(Rows from a figure dataset)

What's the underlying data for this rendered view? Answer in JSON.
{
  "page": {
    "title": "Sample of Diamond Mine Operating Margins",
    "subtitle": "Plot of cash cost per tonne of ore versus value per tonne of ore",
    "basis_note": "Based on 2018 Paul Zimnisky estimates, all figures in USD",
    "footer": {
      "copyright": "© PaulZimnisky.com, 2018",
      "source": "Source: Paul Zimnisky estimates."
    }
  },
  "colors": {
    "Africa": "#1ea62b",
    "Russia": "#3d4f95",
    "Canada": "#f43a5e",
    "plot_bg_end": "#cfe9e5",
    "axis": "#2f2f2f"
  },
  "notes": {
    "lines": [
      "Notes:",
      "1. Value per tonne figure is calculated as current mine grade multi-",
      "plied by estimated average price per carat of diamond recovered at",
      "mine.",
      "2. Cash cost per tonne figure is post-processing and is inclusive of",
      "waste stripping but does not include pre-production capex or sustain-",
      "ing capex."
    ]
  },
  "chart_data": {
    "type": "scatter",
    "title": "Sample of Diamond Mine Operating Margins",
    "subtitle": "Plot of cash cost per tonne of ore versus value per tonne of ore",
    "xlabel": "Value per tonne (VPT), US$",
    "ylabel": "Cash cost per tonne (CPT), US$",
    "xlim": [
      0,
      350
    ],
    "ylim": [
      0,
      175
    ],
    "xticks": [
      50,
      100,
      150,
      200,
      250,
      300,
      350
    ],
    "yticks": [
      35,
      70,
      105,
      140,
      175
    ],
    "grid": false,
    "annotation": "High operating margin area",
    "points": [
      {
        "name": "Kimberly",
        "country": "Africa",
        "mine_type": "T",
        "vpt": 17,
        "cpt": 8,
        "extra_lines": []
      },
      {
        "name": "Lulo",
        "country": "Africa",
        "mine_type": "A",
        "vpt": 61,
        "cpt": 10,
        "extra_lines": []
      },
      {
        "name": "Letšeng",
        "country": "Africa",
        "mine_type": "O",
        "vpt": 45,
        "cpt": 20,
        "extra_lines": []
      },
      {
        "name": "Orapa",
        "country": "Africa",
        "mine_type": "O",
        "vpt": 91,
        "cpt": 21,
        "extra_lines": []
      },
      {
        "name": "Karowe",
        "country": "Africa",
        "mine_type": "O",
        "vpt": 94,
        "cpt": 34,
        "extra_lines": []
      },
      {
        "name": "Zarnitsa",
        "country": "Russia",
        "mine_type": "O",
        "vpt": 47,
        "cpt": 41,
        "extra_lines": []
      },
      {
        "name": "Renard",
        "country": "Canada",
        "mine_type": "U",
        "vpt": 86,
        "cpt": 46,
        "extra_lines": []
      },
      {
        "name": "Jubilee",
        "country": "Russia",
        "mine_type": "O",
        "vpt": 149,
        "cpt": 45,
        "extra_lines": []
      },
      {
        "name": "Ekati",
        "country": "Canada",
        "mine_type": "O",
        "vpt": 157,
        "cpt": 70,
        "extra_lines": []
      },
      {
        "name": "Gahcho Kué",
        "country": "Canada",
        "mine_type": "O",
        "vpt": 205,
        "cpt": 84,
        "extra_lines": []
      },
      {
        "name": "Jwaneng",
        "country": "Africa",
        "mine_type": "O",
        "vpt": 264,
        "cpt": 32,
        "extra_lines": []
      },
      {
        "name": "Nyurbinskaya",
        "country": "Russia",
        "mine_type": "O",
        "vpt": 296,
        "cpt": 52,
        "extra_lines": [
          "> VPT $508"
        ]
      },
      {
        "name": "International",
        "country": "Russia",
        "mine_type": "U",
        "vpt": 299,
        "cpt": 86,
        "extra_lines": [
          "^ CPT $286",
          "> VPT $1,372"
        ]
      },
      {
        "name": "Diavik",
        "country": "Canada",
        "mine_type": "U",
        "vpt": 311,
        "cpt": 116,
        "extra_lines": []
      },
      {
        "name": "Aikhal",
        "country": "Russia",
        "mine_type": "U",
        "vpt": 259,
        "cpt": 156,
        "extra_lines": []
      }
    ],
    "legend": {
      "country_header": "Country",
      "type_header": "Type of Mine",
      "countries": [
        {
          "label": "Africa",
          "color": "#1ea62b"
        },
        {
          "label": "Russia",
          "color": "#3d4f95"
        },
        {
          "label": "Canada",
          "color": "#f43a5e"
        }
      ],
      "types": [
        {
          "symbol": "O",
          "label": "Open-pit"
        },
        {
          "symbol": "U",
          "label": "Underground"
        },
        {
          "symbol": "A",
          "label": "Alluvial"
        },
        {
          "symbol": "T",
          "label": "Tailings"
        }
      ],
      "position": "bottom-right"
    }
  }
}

> [Goal of the exercise] Output each record exactly, leaving nothing out.

> [Complete answer]
What's the underlying data for this rendered view? Answer in JSON.
{
  "page": {
    "title": "Sample of Diamond Mine Operating Margins",
    "subtitle": "Plot of cash cost per tonne of ore versus value per tonne of ore",
    "basis_note": "Based on 2018 Paul Zimnisky estimates, all figures in USD",
    "footer": {
      "copyright": "© PaulZimnisky.com, 2018",
      "source": "Source: Paul Zimnisky estimates."
    }
  },
  "colors": {
    "Africa": "#1ea62b",
    "Russia": "#3d4f95",
    "Canada": "#f43a5e",
    "plot_bg_end": "#cfe9e5",
    "axis": "#2f2f2f"
  },
  "notes": {
    "lines": [
      "Notes:",
      "1. Value per tonne figure is calculated as current mine grade multi-",
      "plied by estimated average price per carat of diamond recovered at",
      "mine.",
      "2. Cash cost per tonne figure is post-processing and is inclusive of",
      "waste stripping but does not include pre-production capex or sustain-",
      "ing capex."
    ]
  },
  "chart_data": {
    "type": "scatter",
    "title": "Sample of Diamond Mine Operating Margins",
    "subtitle": "Plot of cash cost per tonne of ore versus value per tonne of ore",
    "xlabel": "Value per tonne (VPT), US$",
    "ylabel": "Cash cost per tonne (CPT), US$",
    "xlim": [
      0,
      350
    ],
    "ylim": [
      0,
      175
    ],
    "xticks": [
      50,
      100,
      150,
      200,
      250,
      300,
      350
    ],
    "yticks": [
      35,
      70,
      105,
      140,
      175
    ],
    "grid": false,
    "annotation": "High operating margin area",
    "points": [
      {
        "name": "Kimberly",
        "country": "Africa",
        "mine_type": "T",
        "vpt": 17,
        "cpt": 8,
        "extra_lines": []
      },
      {
        "name": "Lulo",
        "country": "Africa",
        "mine_type": "A",
        "vpt": 61,
        "cpt": 10,
        "extra_lines": []
      },
      {
        "name": "Letšeng",
        "country": "Africa",
        "mine_type": "O",
        "vpt": 45,
        "cpt": 20,
        "extra_lines": []
      },
      {
        "name": "Orapa",
        "country": "Africa",
        "mine_type": "O",
        "vpt": 91,
        "cpt": 21,
        "extra_lines": []
      },
      {
        "name": "Karowe",
        "country": "Africa",
        "mine_type": "O",
        "vpt": 94,
        "cpt": 34,
        "extra_lines": []
      },
      {
        "name": "Zarnitsa",
        "country": "Russia",
        "mine_type": "O",
        "vpt": 47,
        "cpt": 41,
        "extra_lines": []
      },
      {
        "name": "Renard",
        "country": "Canada",
        "mine_type": "U",
        "vpt": 86,
        "cpt": 46,
        "extra_lines": []
      },
      {
        "name": "Jubilee",
        "country": "Russia",
        "mine_type": "O",
        "vpt": 149,
        "cpt": 45,
        "extra_lines": []
      },
      {
        "name": "Ekati",
        "country": "Canada",
        "mine_type": "O",
        "vpt": 157,
        "cpt": 70,
        "extra_lines": []
      },
      {
        "name": "Gahcho Kué",
        "country": "Canada",
        "mine_type": "O",
        "vpt": 205,
        "cpt": 84,
        "extra_lines": []
      },
      {
        "name": "Jwaneng",
        "country": "Africa",
        "mine_type": "O",
        "vpt": 264,
        "cpt": 32,
        "extra_lines": []
      },
      {
        "name": "Nyurbinskaya",
        "country": "Russia",
        "mine_type": "O",
        "vpt": 296,
        "cpt": 52,
        "extra_lines": [
          "> VPT $508"
        ]
      },
      {
        "name": "International",
        "country": "Russia",
        "mine_type": "U",
        "vpt": 299,
        "cpt": 86,
        "extra_lines": [
          "^ CPT $286",
          "> VPT $1,372"
        ]
      },
      {
        "name": "Diavik",
        "country": "Canada",
        "mine_type": "U",
        "vpt": 311,
        "cpt": 116,
        "extra_lines": []
      },
      {
        "name": "Aikhal",
        "country": "Russia",
        "mine_type": "U",
        "vpt": 259,
        "cpt": 156,
        "extra_lines": []
      }
    ],
    "legend": {
      "country_header": "Country",
      "type_header": "Type of Mine",
      "countries": [
        {
          "label": "Africa",
          "color": "#1ea62b"
        },
        {
          "label": "Russia",
          "color": "#3d4f95"
        },
        {
          "label": "Canada",
          "color": "#f43a5e"
        }
      ],
      "types": [
        {
          "symbol": "O",
          "label": "Open-pit"
        },
        {
          "symbol": "U",
          "label": "Underground"
        },
        {
          "symbol": "A",
          "label": "Alluvial"
        },
        {
          "symbol": "T",
          "label": "Tailings"
        }
      ],
      "position": "bottom-right"
    }
  }
}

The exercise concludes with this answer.